[TASK BRIEF] Identify and pull out each line of the entries in which "fmol" occurs.

[RECORDED DATA]

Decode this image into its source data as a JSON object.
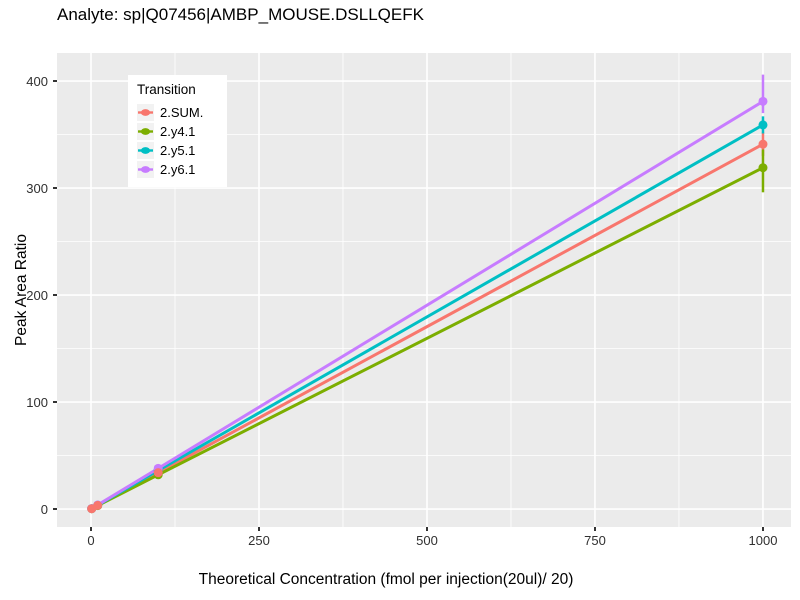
{
  "title": "Analyte: sp|Q07456|AMBP_MOUSE.DSLLQEFK",
  "axes": {
    "x": {
      "title": "Theoretical Concentration (fmol per injection(20ul)/ 20)"
    },
    "y": {
      "title": "Peak Area Ratio"
    }
  },
  "legend": {
    "title": "Transition",
    "items": [
      {
        "label": "2.SUM.",
        "color": "#F8766D"
      },
      {
        "label": "2.y4.1",
        "color": "#7CAE00"
      },
      {
        "label": "2.y5.1",
        "color": "#00BFC4"
      },
      {
        "label": "2.y6.1",
        "color": "#C77CFF"
      }
    ]
  },
  "chart_data": {
    "type": "line",
    "title": "Analyte: sp|Q07456|AMBP_MOUSE.DSLLQEFK",
    "xlabel": "Theoretical Concentration (fmol per injection(20ul)/ 20)",
    "ylabel": "Peak Area Ratio",
    "x": [
      1,
      10,
      100,
      1000
    ],
    "series": [
      {
        "name": "2.SUM.",
        "color": "#F8766D",
        "values": [
          0.3,
          3.4,
          34,
          341
        ],
        "error_bar": {
          "x": 1000,
          "low": 330,
          "high": 352
        }
      },
      {
        "name": "2.y4.1",
        "color": "#7CAE00",
        "values": [
          0.3,
          3.2,
          32,
          319
        ],
        "error_bar": {
          "x": 1000,
          "low": 296,
          "high": 336
        }
      },
      {
        "name": "2.y5.1",
        "color": "#00BFC4",
        "values": [
          0.4,
          3.6,
          36,
          359
        ],
        "error_bar": {
          "x": 1000,
          "low": 351,
          "high": 367
        }
      },
      {
        "name": "2.y6.1",
        "color": "#C77CFF",
        "values": [
          0.4,
          3.8,
          38,
          381
        ],
        "error_bar": {
          "x": 1000,
          "low": 370,
          "high": 406
        }
      }
    ],
    "point_draw_order": [
      "2.y4.1",
      "2.y5.1",
      "2.y6.1",
      "2.SUM."
    ],
    "x_ticks": [
      0,
      250,
      500,
      750,
      1000
    ],
    "y_ticks": [
      0,
      100,
      200,
      300,
      400
    ],
    "x_minor": [
      125,
      375,
      625,
      875
    ],
    "y_minor": [
      50,
      150,
      250,
      350
    ],
    "xlim": [
      -50.6,
      1041.7
    ],
    "ylim": [
      -16.8,
      426.2
    ],
    "grid": true,
    "panel_background": "#EBEBEB",
    "gridline_color": "#FFFFFF",
    "legend_position": "inside-top-left"
  }
}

[TASK ANSWER]
      "title": "Theoretical Concentration (fmol per injection(20ul)/ 20)"
    "xlabel": "Theoretical Concentration (fmol per injection(20ul)/ 20)",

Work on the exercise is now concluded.